Supplied data:
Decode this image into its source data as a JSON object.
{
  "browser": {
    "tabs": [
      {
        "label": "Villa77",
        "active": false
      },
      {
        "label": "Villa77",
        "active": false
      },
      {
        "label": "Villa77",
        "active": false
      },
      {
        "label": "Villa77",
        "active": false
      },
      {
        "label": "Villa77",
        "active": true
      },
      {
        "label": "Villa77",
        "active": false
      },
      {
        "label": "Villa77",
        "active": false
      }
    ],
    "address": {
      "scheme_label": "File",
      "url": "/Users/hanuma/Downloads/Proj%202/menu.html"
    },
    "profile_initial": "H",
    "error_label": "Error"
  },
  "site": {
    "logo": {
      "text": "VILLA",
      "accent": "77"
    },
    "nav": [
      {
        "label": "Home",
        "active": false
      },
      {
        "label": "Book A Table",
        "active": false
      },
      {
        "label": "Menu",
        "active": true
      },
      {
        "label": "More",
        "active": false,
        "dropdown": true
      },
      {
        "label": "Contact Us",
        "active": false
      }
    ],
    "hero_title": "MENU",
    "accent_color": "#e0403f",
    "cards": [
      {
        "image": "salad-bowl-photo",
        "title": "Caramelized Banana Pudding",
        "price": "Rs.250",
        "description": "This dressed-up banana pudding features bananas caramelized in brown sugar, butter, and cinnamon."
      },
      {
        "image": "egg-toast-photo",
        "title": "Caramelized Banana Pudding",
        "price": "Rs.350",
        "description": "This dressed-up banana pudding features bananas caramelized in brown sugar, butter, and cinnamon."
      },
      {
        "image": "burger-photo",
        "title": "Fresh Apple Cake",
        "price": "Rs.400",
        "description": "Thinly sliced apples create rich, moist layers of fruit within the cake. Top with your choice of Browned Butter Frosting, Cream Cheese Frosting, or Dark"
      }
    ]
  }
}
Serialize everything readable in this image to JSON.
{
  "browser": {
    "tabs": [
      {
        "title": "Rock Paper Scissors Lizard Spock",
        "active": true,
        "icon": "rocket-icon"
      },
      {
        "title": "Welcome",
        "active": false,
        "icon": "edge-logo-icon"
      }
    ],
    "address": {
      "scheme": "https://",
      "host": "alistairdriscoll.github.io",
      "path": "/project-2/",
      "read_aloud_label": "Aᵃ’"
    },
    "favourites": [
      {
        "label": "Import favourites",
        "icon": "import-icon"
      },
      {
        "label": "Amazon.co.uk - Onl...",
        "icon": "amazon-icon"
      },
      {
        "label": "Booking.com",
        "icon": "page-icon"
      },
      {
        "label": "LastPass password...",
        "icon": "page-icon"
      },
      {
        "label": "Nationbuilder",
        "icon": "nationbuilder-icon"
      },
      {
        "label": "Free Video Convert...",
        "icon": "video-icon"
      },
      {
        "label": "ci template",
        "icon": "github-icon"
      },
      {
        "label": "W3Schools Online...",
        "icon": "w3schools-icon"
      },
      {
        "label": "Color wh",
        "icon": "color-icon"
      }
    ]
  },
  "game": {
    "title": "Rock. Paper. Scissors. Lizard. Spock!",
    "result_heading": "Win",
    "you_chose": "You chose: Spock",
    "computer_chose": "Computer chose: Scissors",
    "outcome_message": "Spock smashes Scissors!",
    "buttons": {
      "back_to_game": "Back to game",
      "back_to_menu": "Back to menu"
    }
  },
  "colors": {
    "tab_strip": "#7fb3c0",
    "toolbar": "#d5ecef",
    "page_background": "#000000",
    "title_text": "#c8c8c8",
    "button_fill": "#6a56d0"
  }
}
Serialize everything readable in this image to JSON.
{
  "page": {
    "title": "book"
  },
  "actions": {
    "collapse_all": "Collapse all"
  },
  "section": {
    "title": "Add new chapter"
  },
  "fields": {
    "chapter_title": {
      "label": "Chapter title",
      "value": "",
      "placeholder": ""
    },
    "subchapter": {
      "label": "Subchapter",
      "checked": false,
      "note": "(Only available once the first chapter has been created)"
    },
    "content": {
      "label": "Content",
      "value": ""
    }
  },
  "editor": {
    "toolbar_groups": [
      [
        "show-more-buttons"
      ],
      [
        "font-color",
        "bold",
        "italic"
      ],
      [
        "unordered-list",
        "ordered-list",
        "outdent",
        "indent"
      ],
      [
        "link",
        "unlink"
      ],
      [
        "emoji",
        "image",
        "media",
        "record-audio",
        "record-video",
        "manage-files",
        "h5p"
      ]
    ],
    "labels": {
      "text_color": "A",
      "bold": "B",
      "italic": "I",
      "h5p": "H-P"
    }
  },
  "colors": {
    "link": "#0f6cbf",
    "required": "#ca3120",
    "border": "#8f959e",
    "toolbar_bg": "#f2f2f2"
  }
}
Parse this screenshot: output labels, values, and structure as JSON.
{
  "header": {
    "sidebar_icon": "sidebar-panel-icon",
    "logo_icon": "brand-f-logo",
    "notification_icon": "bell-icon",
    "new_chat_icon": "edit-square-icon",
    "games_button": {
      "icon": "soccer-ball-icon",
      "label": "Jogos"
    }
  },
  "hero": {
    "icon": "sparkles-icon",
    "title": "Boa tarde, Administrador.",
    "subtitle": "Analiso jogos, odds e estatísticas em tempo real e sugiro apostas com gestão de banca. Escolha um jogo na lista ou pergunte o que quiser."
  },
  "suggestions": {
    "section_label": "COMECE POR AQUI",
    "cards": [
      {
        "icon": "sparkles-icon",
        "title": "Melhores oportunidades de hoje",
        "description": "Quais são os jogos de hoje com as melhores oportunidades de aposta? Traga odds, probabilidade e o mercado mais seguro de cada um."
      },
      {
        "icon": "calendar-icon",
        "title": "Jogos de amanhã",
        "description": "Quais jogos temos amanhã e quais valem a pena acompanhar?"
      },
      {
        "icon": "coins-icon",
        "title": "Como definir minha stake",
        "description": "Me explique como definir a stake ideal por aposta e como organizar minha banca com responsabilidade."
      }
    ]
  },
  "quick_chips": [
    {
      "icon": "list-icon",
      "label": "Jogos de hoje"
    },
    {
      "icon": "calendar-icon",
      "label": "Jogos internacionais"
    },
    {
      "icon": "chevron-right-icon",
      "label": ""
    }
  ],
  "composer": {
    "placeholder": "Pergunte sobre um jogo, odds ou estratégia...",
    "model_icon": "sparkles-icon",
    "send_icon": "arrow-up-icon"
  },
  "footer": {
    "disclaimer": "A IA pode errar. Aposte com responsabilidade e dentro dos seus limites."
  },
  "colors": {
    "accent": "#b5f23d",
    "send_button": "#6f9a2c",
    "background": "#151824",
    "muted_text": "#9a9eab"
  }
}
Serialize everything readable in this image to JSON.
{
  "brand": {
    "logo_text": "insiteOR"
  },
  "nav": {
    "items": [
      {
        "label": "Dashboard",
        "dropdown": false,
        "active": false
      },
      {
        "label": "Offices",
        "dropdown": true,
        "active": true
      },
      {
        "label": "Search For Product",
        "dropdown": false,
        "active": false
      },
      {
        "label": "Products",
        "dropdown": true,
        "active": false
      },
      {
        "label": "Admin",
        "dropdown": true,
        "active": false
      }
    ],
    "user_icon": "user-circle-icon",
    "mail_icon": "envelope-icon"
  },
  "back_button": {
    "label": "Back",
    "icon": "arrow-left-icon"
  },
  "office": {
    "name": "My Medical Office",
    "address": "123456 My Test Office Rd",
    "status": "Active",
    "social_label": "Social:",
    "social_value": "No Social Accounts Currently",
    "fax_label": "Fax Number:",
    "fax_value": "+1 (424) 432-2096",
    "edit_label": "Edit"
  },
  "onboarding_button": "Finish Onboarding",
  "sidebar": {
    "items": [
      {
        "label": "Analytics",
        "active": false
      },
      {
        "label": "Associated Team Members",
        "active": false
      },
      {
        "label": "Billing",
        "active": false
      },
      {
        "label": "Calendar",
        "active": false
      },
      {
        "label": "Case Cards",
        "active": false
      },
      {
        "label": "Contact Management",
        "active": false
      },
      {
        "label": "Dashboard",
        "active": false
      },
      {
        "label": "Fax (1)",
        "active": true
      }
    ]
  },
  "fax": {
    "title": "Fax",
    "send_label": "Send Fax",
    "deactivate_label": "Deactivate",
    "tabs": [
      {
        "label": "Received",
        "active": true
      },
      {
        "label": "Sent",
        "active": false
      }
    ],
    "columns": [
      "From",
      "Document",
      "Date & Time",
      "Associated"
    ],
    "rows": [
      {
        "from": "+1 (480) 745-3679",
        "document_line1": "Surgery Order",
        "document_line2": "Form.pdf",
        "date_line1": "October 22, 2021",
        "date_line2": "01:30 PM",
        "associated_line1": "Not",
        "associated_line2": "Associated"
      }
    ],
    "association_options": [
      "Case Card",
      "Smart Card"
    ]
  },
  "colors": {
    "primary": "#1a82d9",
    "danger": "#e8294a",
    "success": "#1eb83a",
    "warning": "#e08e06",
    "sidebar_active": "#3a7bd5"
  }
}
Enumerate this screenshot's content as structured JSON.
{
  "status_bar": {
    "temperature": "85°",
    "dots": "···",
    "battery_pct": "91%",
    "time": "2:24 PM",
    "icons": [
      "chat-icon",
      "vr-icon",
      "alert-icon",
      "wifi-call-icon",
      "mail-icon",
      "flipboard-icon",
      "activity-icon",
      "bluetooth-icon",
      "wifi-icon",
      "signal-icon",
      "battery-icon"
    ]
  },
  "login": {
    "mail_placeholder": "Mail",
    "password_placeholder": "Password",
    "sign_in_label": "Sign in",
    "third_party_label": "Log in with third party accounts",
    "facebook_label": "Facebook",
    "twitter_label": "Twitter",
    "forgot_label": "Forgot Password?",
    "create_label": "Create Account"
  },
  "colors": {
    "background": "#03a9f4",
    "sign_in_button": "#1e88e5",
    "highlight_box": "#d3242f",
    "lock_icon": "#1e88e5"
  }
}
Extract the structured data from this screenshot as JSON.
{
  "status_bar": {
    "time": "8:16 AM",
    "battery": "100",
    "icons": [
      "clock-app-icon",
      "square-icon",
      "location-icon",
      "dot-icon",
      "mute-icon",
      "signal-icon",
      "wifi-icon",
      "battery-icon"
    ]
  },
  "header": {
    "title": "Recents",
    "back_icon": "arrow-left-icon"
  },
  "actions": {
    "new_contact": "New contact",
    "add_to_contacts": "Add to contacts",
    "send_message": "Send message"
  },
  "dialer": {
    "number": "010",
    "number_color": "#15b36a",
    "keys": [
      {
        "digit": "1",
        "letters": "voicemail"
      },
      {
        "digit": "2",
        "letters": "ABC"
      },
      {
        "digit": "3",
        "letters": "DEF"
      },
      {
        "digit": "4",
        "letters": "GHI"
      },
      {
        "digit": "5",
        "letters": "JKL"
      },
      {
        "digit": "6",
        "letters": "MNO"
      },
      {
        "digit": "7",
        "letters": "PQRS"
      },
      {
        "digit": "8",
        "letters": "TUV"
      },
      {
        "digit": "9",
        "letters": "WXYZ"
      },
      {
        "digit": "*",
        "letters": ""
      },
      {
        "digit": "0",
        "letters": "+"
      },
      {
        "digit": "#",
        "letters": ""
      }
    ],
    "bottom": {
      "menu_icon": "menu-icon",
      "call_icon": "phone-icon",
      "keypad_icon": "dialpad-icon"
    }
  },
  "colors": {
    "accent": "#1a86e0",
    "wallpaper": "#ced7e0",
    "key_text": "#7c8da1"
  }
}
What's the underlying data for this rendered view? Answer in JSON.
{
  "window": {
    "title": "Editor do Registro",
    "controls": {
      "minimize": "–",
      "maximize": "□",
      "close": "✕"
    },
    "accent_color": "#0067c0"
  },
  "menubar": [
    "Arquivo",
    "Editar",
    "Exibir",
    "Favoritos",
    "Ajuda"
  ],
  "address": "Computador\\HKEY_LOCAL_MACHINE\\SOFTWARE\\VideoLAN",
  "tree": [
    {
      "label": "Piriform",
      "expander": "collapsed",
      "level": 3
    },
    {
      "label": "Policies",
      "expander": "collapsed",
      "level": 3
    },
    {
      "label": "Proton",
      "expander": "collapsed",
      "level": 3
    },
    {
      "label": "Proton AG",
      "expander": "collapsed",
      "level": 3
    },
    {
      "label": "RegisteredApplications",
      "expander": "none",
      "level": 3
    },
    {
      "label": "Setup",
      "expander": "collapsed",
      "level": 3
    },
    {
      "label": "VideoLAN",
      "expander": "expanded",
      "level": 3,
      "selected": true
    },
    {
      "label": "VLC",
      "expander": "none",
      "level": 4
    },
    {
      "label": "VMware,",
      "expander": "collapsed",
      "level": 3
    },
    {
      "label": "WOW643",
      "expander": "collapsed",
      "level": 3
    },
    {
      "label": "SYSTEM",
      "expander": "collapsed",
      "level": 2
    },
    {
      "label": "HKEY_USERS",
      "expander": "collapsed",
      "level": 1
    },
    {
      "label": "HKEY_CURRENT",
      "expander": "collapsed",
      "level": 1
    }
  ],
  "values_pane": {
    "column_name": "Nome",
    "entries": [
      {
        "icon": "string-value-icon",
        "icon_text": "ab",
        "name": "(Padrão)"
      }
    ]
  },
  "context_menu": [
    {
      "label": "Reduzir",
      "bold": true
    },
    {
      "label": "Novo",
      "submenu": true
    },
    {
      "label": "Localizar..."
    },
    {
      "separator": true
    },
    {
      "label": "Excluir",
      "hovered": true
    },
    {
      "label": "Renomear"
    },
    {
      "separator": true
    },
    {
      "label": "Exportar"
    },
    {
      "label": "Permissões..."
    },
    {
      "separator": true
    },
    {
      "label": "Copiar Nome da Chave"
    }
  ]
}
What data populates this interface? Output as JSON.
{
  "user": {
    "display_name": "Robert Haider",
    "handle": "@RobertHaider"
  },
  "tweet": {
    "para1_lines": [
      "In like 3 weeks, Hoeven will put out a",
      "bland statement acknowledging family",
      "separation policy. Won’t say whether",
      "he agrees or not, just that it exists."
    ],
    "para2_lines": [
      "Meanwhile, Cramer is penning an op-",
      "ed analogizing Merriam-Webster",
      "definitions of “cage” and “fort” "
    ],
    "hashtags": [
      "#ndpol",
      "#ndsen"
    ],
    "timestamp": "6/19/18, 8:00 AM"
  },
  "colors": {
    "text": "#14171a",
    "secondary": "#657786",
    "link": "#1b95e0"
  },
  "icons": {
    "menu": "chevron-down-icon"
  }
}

Set exercise:
In the lines above, find each one with "What" and list it.

Output of the task:
What's the underlying data for this rendered view? Answer in JSON.
What data populates this interface? Output as JSON.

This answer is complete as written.